> [WHAT IS ASKED]:
Note each line that includes the word "allowed". Copy those lines.

★ ★ ★ ★

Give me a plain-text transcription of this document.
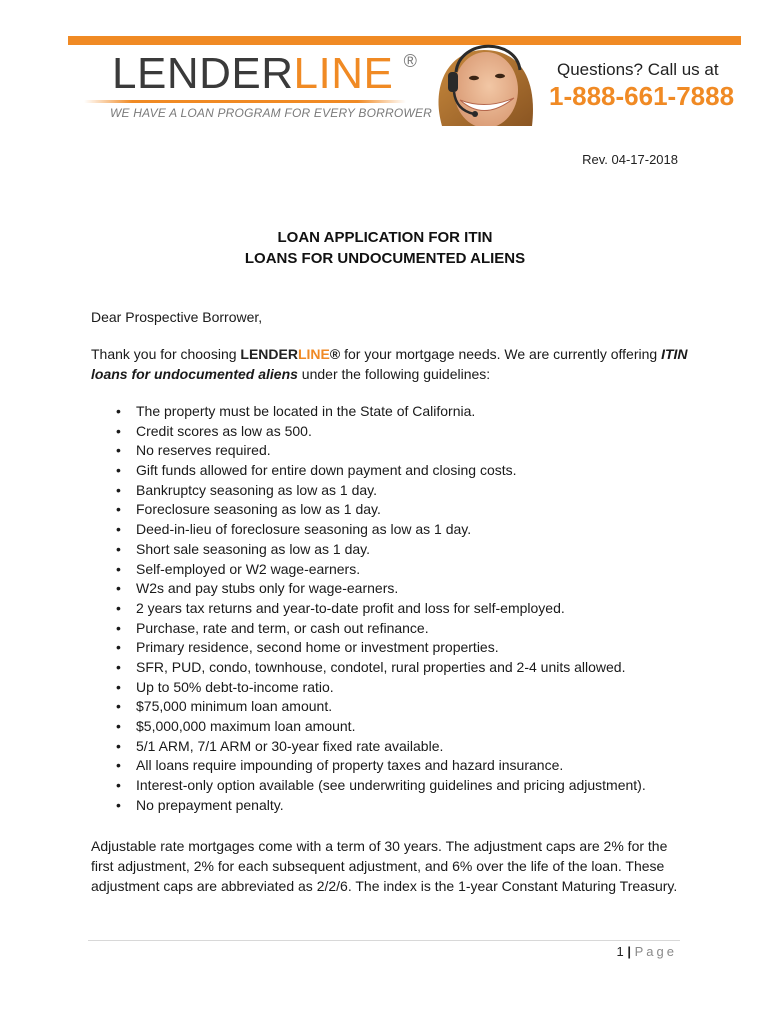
LENDERLINE ®
WE HAVE A LOAN PROGRAM FOR EVERY BORROWER
Questions? Call us at
1-888-661-7888
Rev. 04-17-2018
LOAN APPLICATION FOR ITIN
LOANS FOR UNDOCUMENTED ALIENS
Dear Prospective Borrower,
Thank you for choosing LENDERLINE® for your mortgage needs. We are currently offering ITIN loans for undocumented aliens under the following guidelines:
• The property must be located in the State of California.
• Credit scores as low as 500.
• No reserves required.
• Gift funds allowed for entire down payment and closing costs.
• Bankruptcy seasoning as low as 1 day.
• Foreclosure seasoning as low as 1 day.
• Deed-in-lieu of foreclosure seasoning as low as 1 day.
• Short sale seasoning as low as 1 day.
• Self-employed or W2 wage-earners.
• W2s and pay stubs only for wage-earners.
• 2 years tax returns and year-to-date profit and loss for self-employed.
• Purchase, rate and term, or cash out refinance.
• Primary residence, second home or investment properties.
• SFR, PUD, condo, townhouse, condotel, rural properties and 2-4 units allowed.
• Up to 50% debt-to-income ratio.
• $75,000 minimum loan amount.
• $5,000,000 maximum loan amount.
• 5/1 ARM, 7/1 ARM or 30-year fixed rate available.
• All loans require impounding of property taxes and hazard insurance.
• Interest-only option available (see underwriting guidelines and pricing adjustment).
• No prepayment penalty.
Adjustable rate mortgages come with a term of 30 years. The adjustment caps are 2% for the first adjustment, 2% for each subsequent adjustment, and 6% over the life of the loan. These adjustment caps are abbreviated as 2/2/6. The index is the 1-year Constant Maturing Treasury.
1 | Page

★ ★ ★ ★

> [WORKED SOLUTION]:
• Gift funds allowed for entire down payment and closing costs.
• SFR, PUD, condo, townhouse, condotel, rural properties and 2-4 units allowed.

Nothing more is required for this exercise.